Set problem: Only the pictures stay out; every record is to be quoted exactly.

──────── Input ────────

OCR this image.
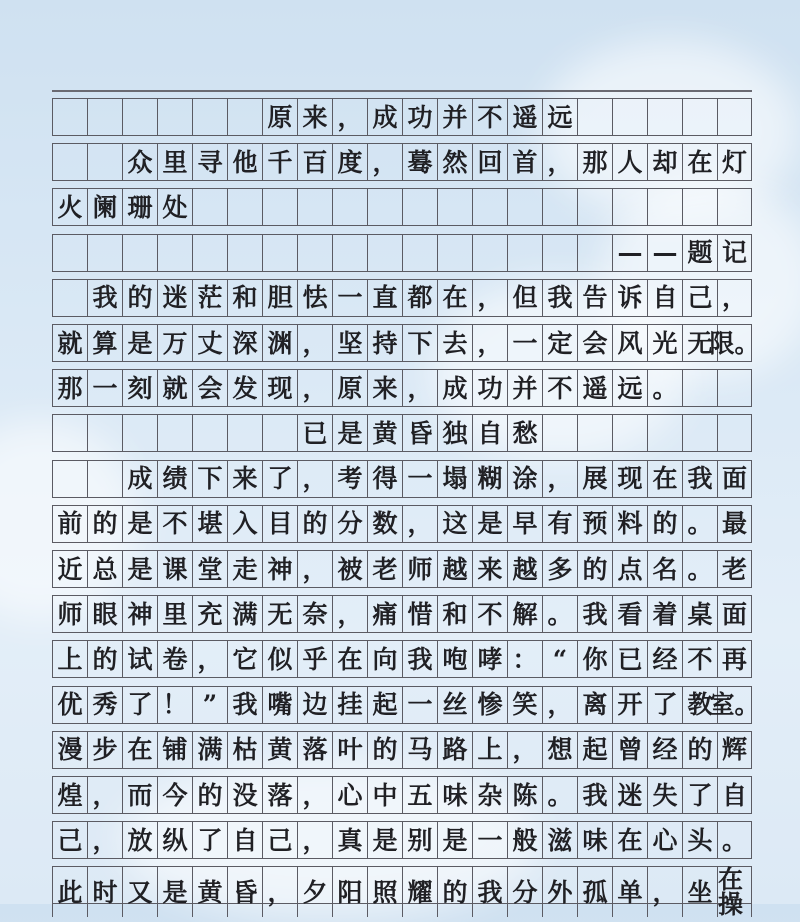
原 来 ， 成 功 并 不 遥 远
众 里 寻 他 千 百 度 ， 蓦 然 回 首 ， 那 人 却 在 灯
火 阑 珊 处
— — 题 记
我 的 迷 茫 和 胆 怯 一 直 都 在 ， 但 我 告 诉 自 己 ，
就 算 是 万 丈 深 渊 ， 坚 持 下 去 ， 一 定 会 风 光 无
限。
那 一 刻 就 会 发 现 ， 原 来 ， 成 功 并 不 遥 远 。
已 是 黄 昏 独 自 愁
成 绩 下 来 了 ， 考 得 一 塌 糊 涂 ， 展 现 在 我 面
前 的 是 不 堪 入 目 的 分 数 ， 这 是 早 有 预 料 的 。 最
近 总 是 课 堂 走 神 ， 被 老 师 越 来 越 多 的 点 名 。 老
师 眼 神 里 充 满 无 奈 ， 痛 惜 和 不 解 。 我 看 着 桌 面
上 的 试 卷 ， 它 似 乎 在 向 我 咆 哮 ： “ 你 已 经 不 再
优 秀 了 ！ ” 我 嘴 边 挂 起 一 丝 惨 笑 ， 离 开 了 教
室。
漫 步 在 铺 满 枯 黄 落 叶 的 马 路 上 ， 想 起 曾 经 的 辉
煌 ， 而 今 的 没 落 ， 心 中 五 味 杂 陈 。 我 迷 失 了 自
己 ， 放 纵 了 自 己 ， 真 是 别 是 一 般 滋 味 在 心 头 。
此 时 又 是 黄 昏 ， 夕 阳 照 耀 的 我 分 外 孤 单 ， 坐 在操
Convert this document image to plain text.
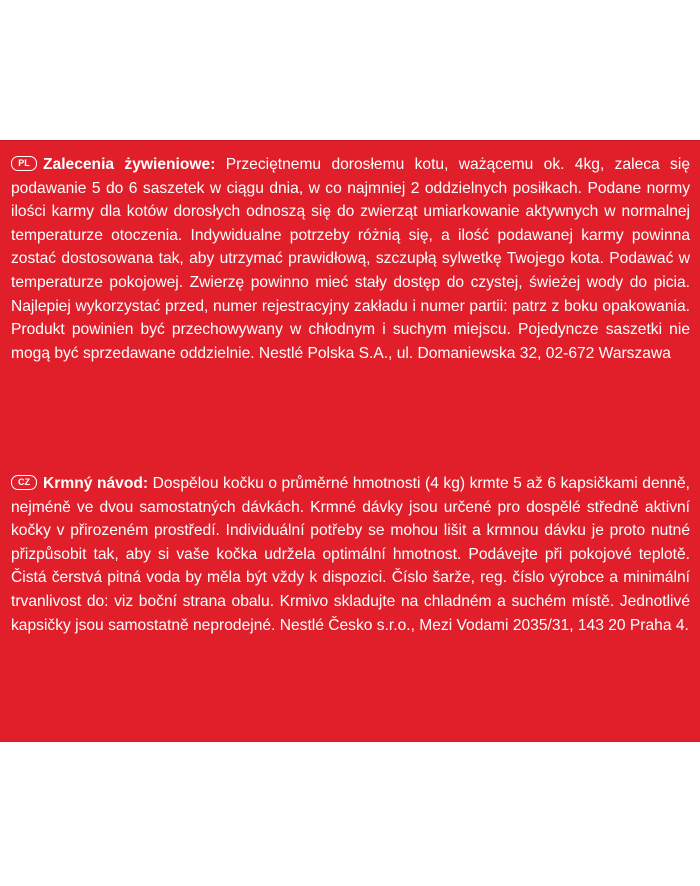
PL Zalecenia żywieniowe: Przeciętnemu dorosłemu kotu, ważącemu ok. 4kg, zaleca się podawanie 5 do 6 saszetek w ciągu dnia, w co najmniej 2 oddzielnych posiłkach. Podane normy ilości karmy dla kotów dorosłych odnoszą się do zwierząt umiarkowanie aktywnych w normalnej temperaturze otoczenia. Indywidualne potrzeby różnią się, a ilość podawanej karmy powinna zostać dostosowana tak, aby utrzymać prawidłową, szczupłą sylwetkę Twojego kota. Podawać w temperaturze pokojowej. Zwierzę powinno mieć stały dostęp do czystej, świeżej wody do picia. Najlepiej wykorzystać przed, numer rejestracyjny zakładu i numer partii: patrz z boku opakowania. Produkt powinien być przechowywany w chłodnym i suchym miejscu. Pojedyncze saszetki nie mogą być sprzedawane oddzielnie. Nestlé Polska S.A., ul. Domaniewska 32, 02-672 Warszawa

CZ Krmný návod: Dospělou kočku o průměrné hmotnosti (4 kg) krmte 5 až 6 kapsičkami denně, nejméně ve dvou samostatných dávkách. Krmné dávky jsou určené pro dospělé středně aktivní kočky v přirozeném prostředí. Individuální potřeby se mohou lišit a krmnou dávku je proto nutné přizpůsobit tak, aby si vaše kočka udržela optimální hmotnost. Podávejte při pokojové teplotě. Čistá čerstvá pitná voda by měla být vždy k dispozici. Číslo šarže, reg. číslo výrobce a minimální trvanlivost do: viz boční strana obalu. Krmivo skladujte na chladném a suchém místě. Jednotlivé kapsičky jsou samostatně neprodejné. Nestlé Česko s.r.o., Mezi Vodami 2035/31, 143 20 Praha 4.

────────

Solution:
OCR this image.
原 来 ， 成 功 并 不 遥 远
众 里 寻 他 千 百 度 ， 蓦 然 回 首 ， 那 人 却 在 灯
火 阑 珊 处
— — 题 记
我 的 迷 茫 和 胆 怯 一 直 都 在 ， 但 我 告 诉 自 己 ，
就 算 是 万 丈 深 渊 ， 坚 持 下 去 ， 一 定 会 风 光 无
限。
那 一 刻 就 会 发 现 ， 原 来 ， 成 功 并 不 遥 远 。
已 是 黄 昏 独 自 愁
成 绩 下 来 了 ， 考 得 一 塌 糊 涂 ， 展 现 在 我 面
前 的 是 不 堪 入 目 的 分 数 ， 这 是 早 有 预 料 的 。 最
近 总 是 课 堂 走 神 ， 被 老 师 越 来 越 多 的 点 名 。 老
师 眼 神 里 充 满 无 奈 ， 痛 惜 和 不 解 。 我 看 着 桌 面
上 的 试 卷 ， 它 似 乎 在 向 我 咆 哮 ： “ 你 已 经 不 再
优 秀 了 ！ ” 我 嘴 边 挂 起 一 丝 惨 笑 ， 离 开 了 教
室。
漫 步 在 铺 满 枯 黄 落 叶 的 马 路 上 ， 想 起 曾 经 的 辉
煌 ， 而 今 的 没 落 ， 心 中 五 味 杂 陈 。 我 迷 失 了 自
己 ， 放 纵 了 自 己 ， 真 是 别 是 一 般 滋 味 在 心 头 。
此 时 又 是 黄 昏 ， 夕 阳 照 耀 的 我 分 外 孤 单 ， 坐 在操
Convert this document image to plain text.
PL Zalecenia żywieniowe: Przeciętnemu dorosłemu kotu, ważącemu ok. 4kg, zaleca się podawanie 5 do 6 saszetek w ciągu dnia, w co najmniej 2 oddzielnych posiłkach. Podane normy ilości karmy dla kotów dorosłych odnoszą się do zwierząt umiarkowanie aktywnych w normalnej temperaturze otoczenia. Indywidualne potrzeby różnią się, a ilość podawanej karmy powinna zostać dostosowana tak, aby utrzymać prawidłową, szczupłą sylwetkę Twojego kota. Podawać w temperaturze pokojowej. Zwierzę powinno mieć stały dostęp do czystej, świeżej wody do picia. Najlepiej wykorzystać przed, numer rejestracyjny zakładu i numer partii: patrz z boku opakowania. Produkt powinien być przechowywany w chłodnym i suchym miejscu. Pojedyncze saszetki nie mogą być sprzedawane oddzielnie. Nestlé Polska S.A., ul. Domaniewska 32, 02-672 Warszawa

CZ Krmný návod: Dospělou kočku o průměrné hmotnosti (4 kg) krmte 5 až 6 kapsičkami denně, nejméně ve dvou samostatných dávkách. Krmné dávky jsou určené pro dospělé středně aktivní kočky v přirozeném prostředí. Individuální potřeby se mohou lišit a krmnou dávku je proto nutné přizpůsobit tak, aby si vaše kočka udržela optimální hmotnost. Podávejte při pokojové teplotě. Čistá čerstvá pitná voda by měla být vždy k dispozici. Číslo šarže, reg. číslo výrobce a minimální trvanlivost do: viz boční strana obalu. Krmivo skladujte na chladném a suchém místě. Jednotlivé kapsičky jsou samostatně neprodejné. Nestlé Česko s.r.o., Mezi Vodami 2035/31, 143 20 Praha 4.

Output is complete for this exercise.